● Your objective: Identify every line in the records below that contains the word "Lisbeth", and copy each of those lines.

● Input records:
········

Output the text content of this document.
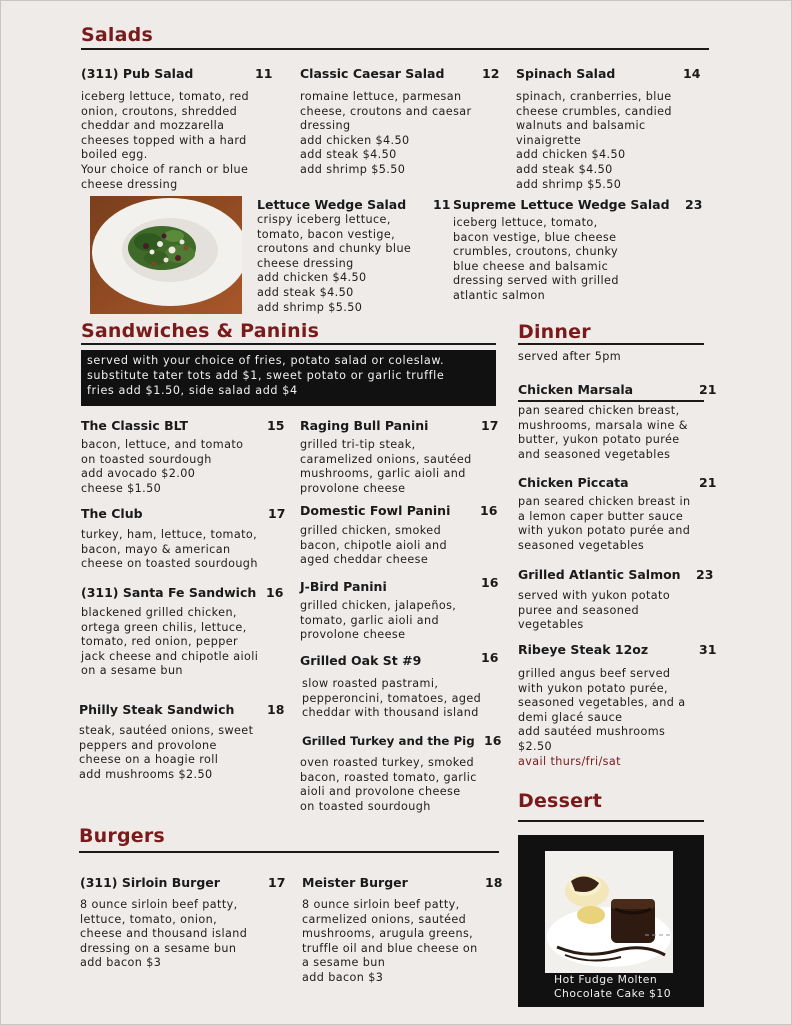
Salads
(311) Pub Salad	11
iceberg lettuce, tomato, red
onion, croutons, shredded
cheddar and mozzarella
cheeses topped with a hard
boiled egg.
Your choice of ranch or blue
cheese dressing
Classic Caesar Salad	12
romaine lettuce, parmesan
cheese, croutons and caesar
dressing
add chicken $4.50
add steak $4.50
add shrimp $5.50
Spinach Salad	14
spinach, cranberries, blue
cheese crumbles, candied
walnuts and balsamic
vinaigrette
add chicken $4.50
add steak $4.50
add shrimp $5.50
Lettuce Wedge Salad 11
crispy iceberg lettuce,
tomato, bacon vestige,
croutons and chunky blue
cheese dressing
add chicken $4.50
add steak $4.50
add shrimp $5.50
Supreme Lettuce Wedge Salad 23
iceberg lettuce, tomato,
bacon vestige, blue cheese
crumbles, croutons, chunky
blue cheese and balsamic
dressing served with grilled
atlantic salmon
Sandwiches & Paninis
served with your choice of fries, potato salad or coleslaw.
substitute tater tots add $1, sweet potato or garlic truffle
fries add $1.50, side salad add $4
The Classic BLT	15
bacon, lettuce, and tomato
on toasted sourdough
add avocado $2.00
cheese $1.50
The Club	17
turkey, ham, lettuce, tomato,
bacon, mayo & american
cheese on toasted sourdough
(311) Santa Fe Sandwich 16
blackened grilled chicken,
ortega green chilis, lettuce,
tomato, red onion, pepper
jack cheese and chipotle aioli
on a sesame bun
Philly Steak Sandwich	18
steak, sautéed onions, sweet
peppers and provolone
cheese on a hoagie roll
add mushrooms $2.50
Raging Bull Panini	17
grilled tri-tip steak,
caramelized onions, sautéed
mushrooms, garlic aioli and
provolone cheese
Domestic Fowl Panini 16
grilled chicken, smoked
bacon, chipotle aioli and
aged cheddar cheese
J-Bird Panini	16
grilled chicken, jalapeños,
tomato, garlic aioli and
provolone cheese
Grilled Oak St #9	16
slow roasted pastrami,
pepperoncini, tomatoes, aged
cheddar with thousand island
Grilled Turkey and the Pig 16
oven roasted turkey, smoked
bacon, roasted tomato, garlic
aioli and provolone cheese
on toasted sourdough
Dinner
served after 5pm
Chicken Marsala	21
pan seared chicken breast,
mushrooms, marsala wine &
butter, yukon potato purée
and seasoned vegetables
Chicken Piccata	21
pan seared chicken breast in
a lemon caper butter sauce
with yukon potato purée and
seasoned vegetables
Grilled Atlantic Salmon 23
served with yukon potato
puree and seasoned
vegetables
Ribeye Steak 12oz	31
grilled angus beef served
with yukon potato purée,
seasoned vegetables, and a
demi glacé sauce
add sautéed mushrooms
$2.50
avail thurs/fri/sat
Dessert
Hot Fudge Molten
Chocolate Cake $10
Burgers
(311) Sirloin Burger	17
8 ounce sirloin beef patty,
lettuce, tomato, onion,
cheese and thousand island
dressing on a sesame bun
add bacon $3
Meister Burger	18
8 ounce sirloin beef patty,
carmelized onions, sautéed
mushrooms, arugula greens,
truffle oil and blue cheese on
a sesame bun
add bacon $3
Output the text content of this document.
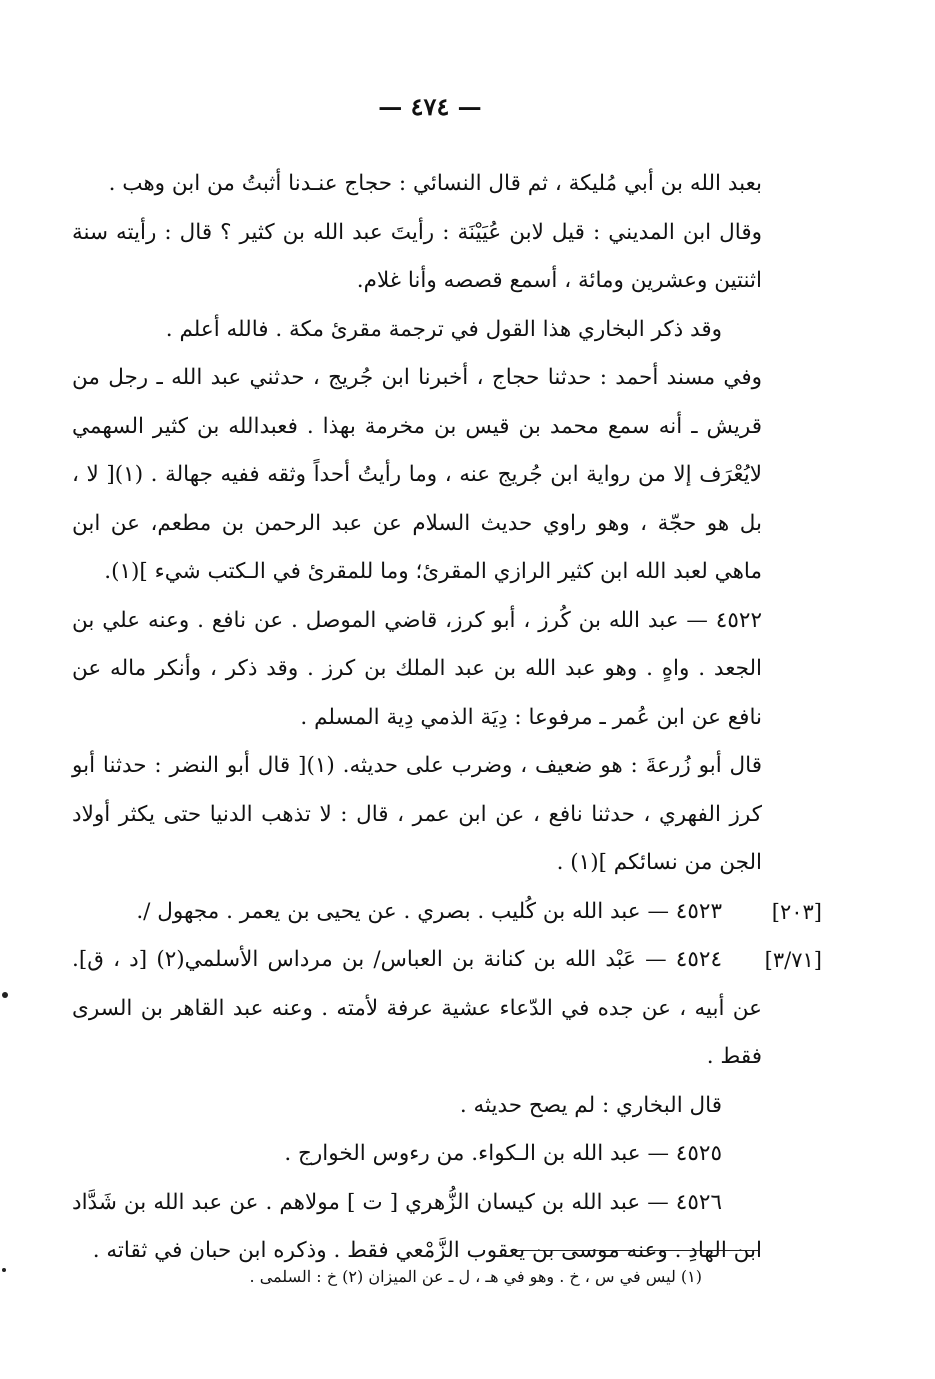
— ٤٧٤ —

بعبد الله بن أبي مُليكة ، ثم قال النسائي : حجاج عنـدنا أثبتُ من ابن وهب .

وقال ابن المديني : قيل لابن عُيَيْنَة : رأيتَ عبد الله بن كثير ؟ قال : رأيته سنة اثنتين وعشرين ومائة ، أسمع قصصه وأنا غلام.

وقد ذكر البخاري هذا القول في ترجمة مقرئ مكة . فالله أعلم .

وفي مسند أحمد : حدثنا حجاج ، أخبرنا ابن جُريج ، حدثني عبد الله ـ رجل من قريش ـ أنه سمع محمد بن قيس بن مخرمة بهذا . فعبدالله بن كثير السهمي لايُعْرَف إلا من رواية ابن جُريج عنه ، وما رأيتُ أحداً وثقه ففيه جهالة . (١)[ لا ، بل هو حجّة ، وهو راوي حديث السلام عن عبد الرحمن بن مطعم، عن ابن ماهي لعبد الله ابن كثير الرازي المقرئ؛ وما للمقرئ في الـكتب شيء ](١).

٤٥٢٢ — عبد الله بن كُرز ، أبو كرز، قاضي الموصل . عن نافع . وعنه علي بن الجعد . واهٍ . وهو عبد الله بن عبد الملك بن كرز . وقد ذكر ، وأنكر ماله عن نافع عن ابن عُمر ـ مرفوعا : دِيَة الذمي دِية المسلم .

قال أبو زُرعةَ : هو ضعيف ، وضرب على حديثه. (١)[ قال أبو النضر : حدثنا أبو كرز الفهري ، حدثنا نافع ، عن ابن عمر ، قال : لا تذهب الدنيا حتى يكثر أولاد الجن من نسائكم ](١) .

[٢٠٣]

٤٥٢٣ — عبد الله بن كُليب . بصري . عن يحيى بن يعمر . مجهول /.

[٣/٧١]

٤٥٢٤ — عَبْد الله بن كنانة بن العباس/ بن مرداس الأسلمي(٢) [د ، ق]. عن أبيه ، عن جده في الدّعاء عشية عرفة لأمته . وعنه عبد القاهر بن السرى فقط .

قال البخاري : لم يصح حديثه .

٤٥٢٥ — عبد الله بن الـكواء. من رءوس الخوارج .

٤٥٢٦ — عبد الله بن كيسان الزُّهري [ ت ] مولاهم . عن عبد الله بن شَدَّاد ابن الهادِ . وعنه موسى بن يعقوب الزَّمْعي فقط . وذكره ابن حبان في ثقاته .

(١) ليس في س ، خ . وهو في هـ ، ل ـ عن الميزان (٢) خ : السلمى .
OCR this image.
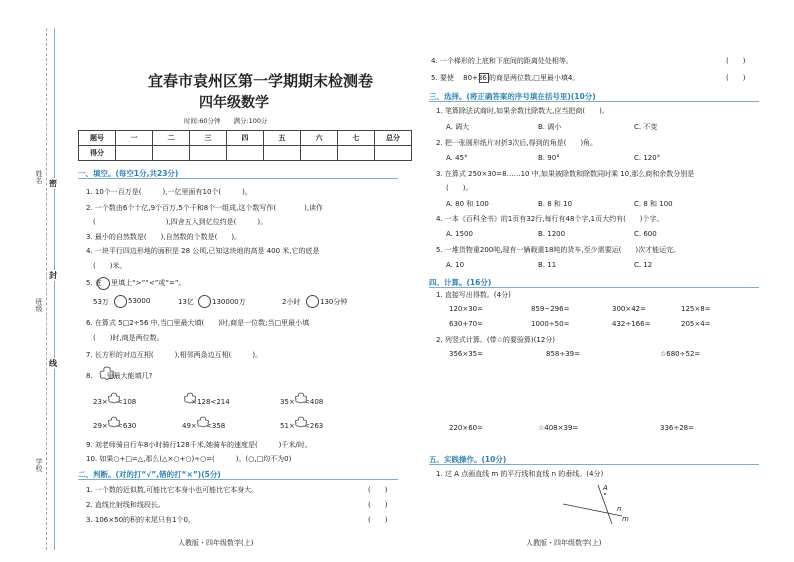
姓名
班级
学校
密
封
线
宜春市袁州区第一学期期末检测卷
四年级数学
时间:60分钟　　满分:100分
题号	一	二	三	四	五	六	七	总分
得分								
一、填空。(每空1分,共23分)
1. 10个一百万是(　　　),一亿里面有10个(　　　)。
2. 一个数由6个十亿,9个百万,5个千和8个一组成,这个数写作(　　　　),读作
(　　　　　　　　　　),四舍五入到亿位约是(　　　)。
3. 最小的自然数是(　　),自然数的个数是(　　)。
4. 一块平行四边形地的面积是 28 公顷,已知这块地的高是 400 米,它的底是
(　　)米。
5. 在　 里填上“>”“<”或“=”。
53万	53000	13亿	130000万	2小时	130分钟
6. 在算式 5□2÷56 中,当□里最大填(　　)时,商是一位数;当□里最小填
(　　)时,商是两位数。
7. 长方形的对边互相(　　　),相邻两条边互相(　　　)。
8.　　里最大能填几?
23×　 <108	　 ×128<214	35×　 <408
29×　 <630	49×　 <358	51×　 <263
9. 刘老师骑自行车8小时骑行128千米,她骑车的速度是(　　　)千米/时。
10. 如果○+□=△,那么(△×○+○)÷○=(　　　)。(○,□均不为0)
二、判断。(对的打“√”,错的打“×”)(5分)
1. 一个数的近似数,可能比它本身小也可能比它本身大。	(　　)
2. 直线比射线和线段长。	(　　)
3. 106×50的积的末尾只有1个0。	(　　)
人教版・四年级数学(上)
4. 一个梯形的上底和下底间的距离处处相等。	(　　)
5. 要使 　80+36 的商是两位数,□里最小填4。	(　　)
三、选择。(将正确答案的序号填在括号里)(10分)
1. 笔算除法试商时,如果余数比除数大,应当把商(　　)。
A. 调大	B. 调小	C. 不变
2. 把一张圆形纸片对折3次后,得到的角是(　　)角。
A. 45°	B. 90°	C. 120°
3. 在算式 250×30=8……10 中,如果被除数和除数同时乘 10,那么商和余数分别是
(　　)。
A. 80 和 100	B. 8 和 10	C. 8 和 100
4. 一本《百科全书》的1页有32行,每行有48个字,1页大约有(　　)个字。
A. 1500	B. 1200	C. 600
5. 一堆货物重200吨,现有一辆载重18吨的货车,至少需要运(　　)次才能运完。
A. 10	B. 11	C. 12
四、计算。(16分)
1. 直接写出得数。(4分)
120×30=	859−296=	300×42=	125×8=
630+70=	1000÷50=	432÷166=	205×4=
2. 列竖式计算。(带☆的要验算)(12分)
356×35=	858÷39=	☆680÷52=
220×60=	☆408×39=	336÷28=
五、实践操作。(10分)
1. 过 A 点画直线 m 的平行线和直线 n 的垂线。(4分)
A
n
m
人教版・四年级数学(上)
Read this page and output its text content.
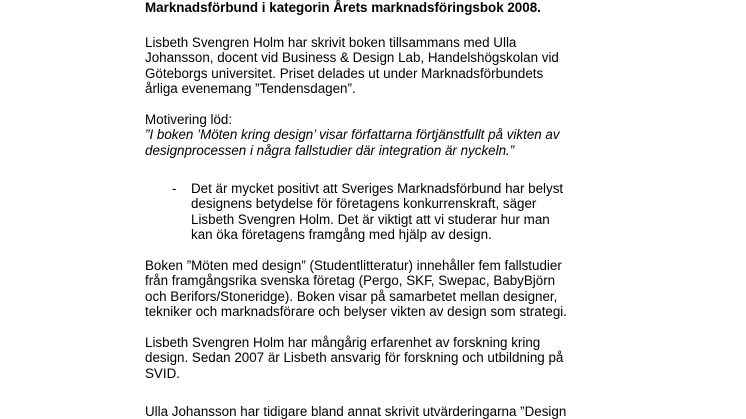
Marknadsförbund i kategorin Årets marknadsföringsbok 2008.

Lisbeth Svengren Holm har skrivit boken tillsammans med Ulla
Johansson, docent vid Business & Design Lab, Handelshögskolan vid
Göteborgs universitet. Priset delades ut under Marknadsförbundets
årliga evenemang ”Tendensdagen”.

Motivering löd:
”I boken ’Möten kring design’ visar författarna förtjänstfullt på vikten av
designprocessen i några fallstudier där integration är nyckeln.”

- Det är mycket positivt att Sveriges Marknadsförbund har belyst
designens betydelse för företagens konkurrenskraft, säger
Lisbeth Svengren Holm. Det är viktigt att vi studerar hur man
kan öka företagens framgång med hjälp av design.

Boken ”Möten med design” (Studentlitteratur) innehåller fem fallstudier
från framgångsrika svenska företag (Pergo, SKF, Swepac, BabyBjörn
och Berifors/Stoneridge). Boken visar på samarbetet mellan designer,
tekniker och marknadsförare och belyser vikten av design som strategi.

Lisbeth Svengren Holm har mångårig erfarenhet av forskning kring
design. Sedan 2007 är Lisbeth ansvarig för forskning och utbildning på
SVID.

Ulla Johansson har tidigare bland annat skrivit utvärderingarna ”Design
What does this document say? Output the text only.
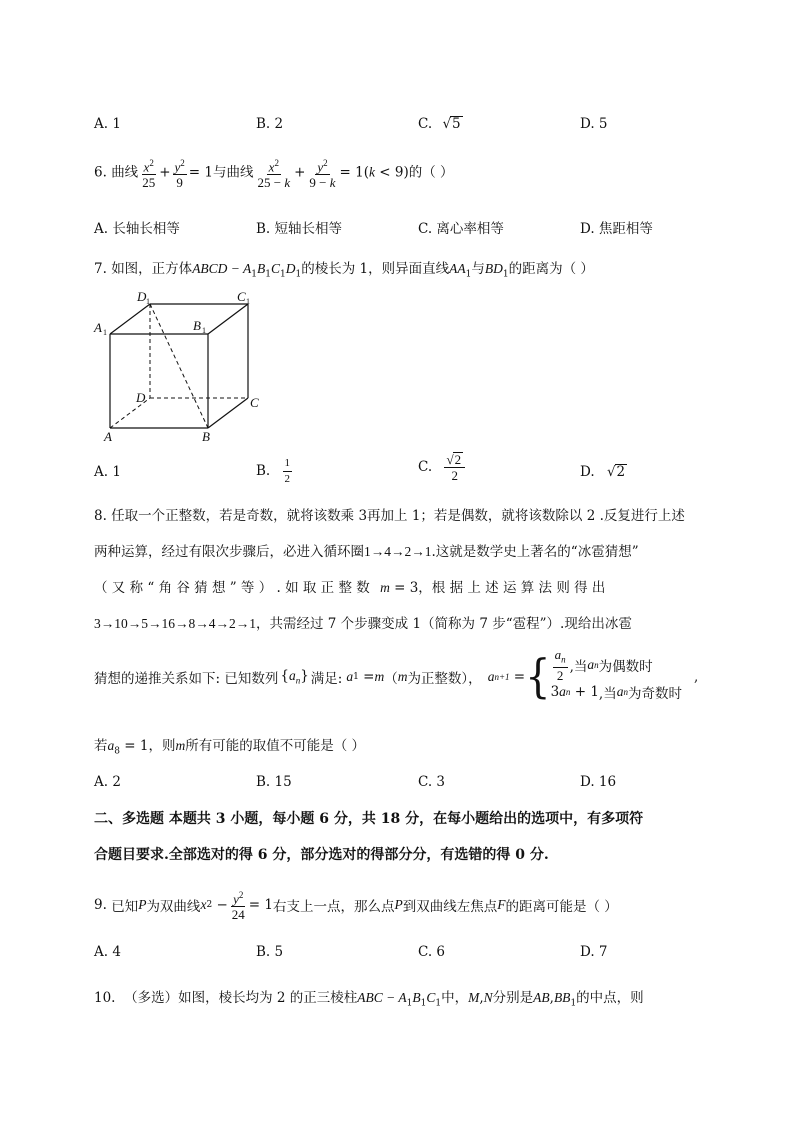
A. 1	B. 2	C. √5	D. 5
6. 曲线 $\frac{x^2}{25} + \frac{y^2}{9} = 1$与曲线 $\frac{x^2}{25 - k} + \frac{y^2}{9 - k} = 1(k < 9)$的（ ）
A. 长轴长相等	B. 短轴长相等	C. 离心率相等	D. 焦距相等
7. 如图，正方体ABCD − $A_1B_1C_1D_1$的棱长为 1，则异面直线$AA_1$与$BD_1$的距离为（ ）
D 1	C 1
A 1	B 1
D	C
A	B
A. 1	B. $\frac{1}{2}$	C. $\frac{√2}{2}$	D. √2
8. 任取一个正整数，若是奇数，就将该数乘 3再加上 1；若是偶数，就将该数除以 2 .反复进行上述
两种运算，经过有限次步骤后，必进入循环圈1→4→2→1.这就是数学史上著名的“冰雹猜想”
（ 又 称 “ 角 谷 猜 想 ” 等 ） . 如 取 正 整 数 m = 3，根 据 上 述 运 算 法 则 得 出
3→10→5→16→8→4→2→1，共需经过 7 个步骤变成 1（简称为 7 步“雹程”）.现给出冰雹
猜想的递推关系如下: 已知数列 $\{a_n\}$ 满足: a 1 = m （ m 为正整数）， a n+1 = { $\frac{a_n}{2}$ ,当 a n 为偶数时
3 a n + 1 ,当 a n 为奇数时
,
若$a_8 = 1$，则m所有可能的取值不可能是（ ）
A. 2	B. 15	C. 3	D. 16
二、多选题 本题共 3 小题，每小题 6 分，共 18 分，在每小题给出的选项中，有多项符
合题目要求.全部选对的得 6 分，部分选对的得部分分，有选错的得 0 分.
9.
已知 P 为双曲线 x $2 - \frac{y^2}{24} = 1$ 右支上一点，那么点 P 到双曲线左焦点 F 的距离可能是（ ）
A. 4	B. 5	C. 6	D. 7
10. （多选）如图，棱长均为 2 的正三棱柱ABC − $A_1B_1C_1$中，M,N分别是$AB,BB_1$的中点，则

········

● Complete output:
Lisbeth Svengren Holm har skrivit boken tillsammans med Ulla
Lisbeth Svengren Holm. Det är viktigt att vi studerar hur man
Lisbeth Svengren Holm har mångårig erfarenhet av forskning kring
design. Sedan 2007 är Lisbeth ansvarig för forskning och utbildning på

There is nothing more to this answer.